● Do this:
Word for word, retype every entry in the listing.

(Extracted data entries)
####################

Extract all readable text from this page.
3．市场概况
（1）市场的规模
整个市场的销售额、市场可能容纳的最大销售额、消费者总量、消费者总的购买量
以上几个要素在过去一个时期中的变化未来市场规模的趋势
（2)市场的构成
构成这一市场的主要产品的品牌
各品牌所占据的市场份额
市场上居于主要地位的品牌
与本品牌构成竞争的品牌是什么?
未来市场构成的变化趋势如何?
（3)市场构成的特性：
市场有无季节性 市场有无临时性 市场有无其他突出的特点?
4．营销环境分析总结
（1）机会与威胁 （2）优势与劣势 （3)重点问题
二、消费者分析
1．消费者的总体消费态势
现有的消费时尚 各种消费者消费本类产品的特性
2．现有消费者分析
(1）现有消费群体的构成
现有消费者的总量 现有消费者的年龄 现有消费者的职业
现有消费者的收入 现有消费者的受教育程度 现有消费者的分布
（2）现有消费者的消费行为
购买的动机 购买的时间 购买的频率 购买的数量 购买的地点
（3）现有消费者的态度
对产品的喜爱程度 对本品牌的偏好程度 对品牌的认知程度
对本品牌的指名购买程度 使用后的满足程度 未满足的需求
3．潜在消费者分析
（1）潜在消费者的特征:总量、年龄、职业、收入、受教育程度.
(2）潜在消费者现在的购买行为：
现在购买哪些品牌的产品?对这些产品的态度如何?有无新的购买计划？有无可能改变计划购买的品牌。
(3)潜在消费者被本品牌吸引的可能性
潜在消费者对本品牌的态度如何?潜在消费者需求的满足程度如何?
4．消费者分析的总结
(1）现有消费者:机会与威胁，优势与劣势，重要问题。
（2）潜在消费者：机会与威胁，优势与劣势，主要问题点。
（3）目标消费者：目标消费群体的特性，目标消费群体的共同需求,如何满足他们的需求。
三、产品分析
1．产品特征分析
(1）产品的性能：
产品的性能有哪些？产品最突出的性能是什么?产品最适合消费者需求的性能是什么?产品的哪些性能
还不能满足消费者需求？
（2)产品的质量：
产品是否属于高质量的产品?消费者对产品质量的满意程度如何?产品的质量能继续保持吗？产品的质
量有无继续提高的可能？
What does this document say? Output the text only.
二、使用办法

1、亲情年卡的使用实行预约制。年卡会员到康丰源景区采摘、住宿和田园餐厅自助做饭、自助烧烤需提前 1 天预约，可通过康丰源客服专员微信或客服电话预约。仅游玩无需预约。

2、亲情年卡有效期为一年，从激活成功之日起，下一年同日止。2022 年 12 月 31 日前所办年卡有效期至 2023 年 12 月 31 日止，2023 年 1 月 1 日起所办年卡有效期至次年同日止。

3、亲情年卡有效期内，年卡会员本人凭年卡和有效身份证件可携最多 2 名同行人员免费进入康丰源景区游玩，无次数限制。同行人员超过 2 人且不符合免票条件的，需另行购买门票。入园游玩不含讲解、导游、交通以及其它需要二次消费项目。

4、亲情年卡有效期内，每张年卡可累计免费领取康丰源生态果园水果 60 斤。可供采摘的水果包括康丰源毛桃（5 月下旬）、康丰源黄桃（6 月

####################

● Answer in full:
Extract all readable text from this page.
3．市场概况
（1）市场的规模
整个市场的销售额、市场可能容纳的最大销售额、消费者总量、消费者总的购买量
以上几个要素在过去一个时期中的变化未来市场规模的趋势
（2)市场的构成
构成这一市场的主要产品的品牌
各品牌所占据的市场份额
市场上居于主要地位的品牌
与本品牌构成竞争的品牌是什么?
未来市场构成的变化趋势如何?
（3)市场构成的特性：
市场有无季节性 市场有无临时性 市场有无其他突出的特点?
4．营销环境分析总结
（1）机会与威胁 （2）优势与劣势 （3)重点问题
二、消费者分析
1．消费者的总体消费态势
现有的消费时尚 各种消费者消费本类产品的特性
2．现有消费者分析
(1）现有消费群体的构成
现有消费者的总量 现有消费者的年龄 现有消费者的职业
现有消费者的收入 现有消费者的受教育程度 现有消费者的分布
（2）现有消费者的消费行为
购买的动机 购买的时间 购买的频率 购买的数量 购买的地点
（3）现有消费者的态度
对产品的喜爱程度 对本品牌的偏好程度 对品牌的认知程度
对本品牌的指名购买程度 使用后的满足程度 未满足的需求
3．潜在消费者分析
（1）潜在消费者的特征:总量、年龄、职业、收入、受教育程度.
(2）潜在消费者现在的购买行为：
现在购买哪些品牌的产品?对这些产品的态度如何?有无新的购买计划？有无可能改变计划购买的品牌。
(3)潜在消费者被本品牌吸引的可能性
潜在消费者对本品牌的态度如何?潜在消费者需求的满足程度如何?
4．消费者分析的总结
(1）现有消费者:机会与威胁，优势与劣势，重要问题。
（2）潜在消费者：机会与威胁，优势与劣势，主要问题点。
（3）目标消费者：目标消费群体的特性，目标消费群体的共同需求,如何满足他们的需求。
三、产品分析
1．产品特征分析
(1）产品的性能：
产品的性能有哪些？产品最突出的性能是什么?产品最适合消费者需求的性能是什么?产品的哪些性能
还不能满足消费者需求？
（2)产品的质量：
产品是否属于高质量的产品?消费者对产品质量的满意程度如何?产品的质量能继续保持吗？产品的质
量有无继续提高的可能？
What does this document say? Output the text only.
二、使用办法

1、亲情年卡的使用实行预约制。年卡会员到康丰源景区采摘、住宿和田园餐厅自助做饭、自助烧烤需提前 1 天预约，可通过康丰源客服专员微信或客服电话预约。仅游玩无需预约。

2、亲情年卡有效期为一年，从激活成功之日起，下一年同日止。2022 年 12 月 31 日前所办年卡有效期至 2023 年 12 月 31 日止，2023 年 1 月 1 日起所办年卡有效期至次年同日止。

3、亲情年卡有效期内，年卡会员本人凭年卡和有效身份证件可携最多 2 名同行人员免费进入康丰源景区游玩，无次数限制。同行人员超过 2 人且不符合免票条件的，需另行购买门票。入园游玩不含讲解、导游、交通以及其它需要二次消费项目。

4、亲情年卡有效期内，每张年卡可累计免费领取康丰源生态果园水果 60 斤。可供采摘的水果包括康丰源毛桃（5 月下旬）、康丰源黄桃（6 月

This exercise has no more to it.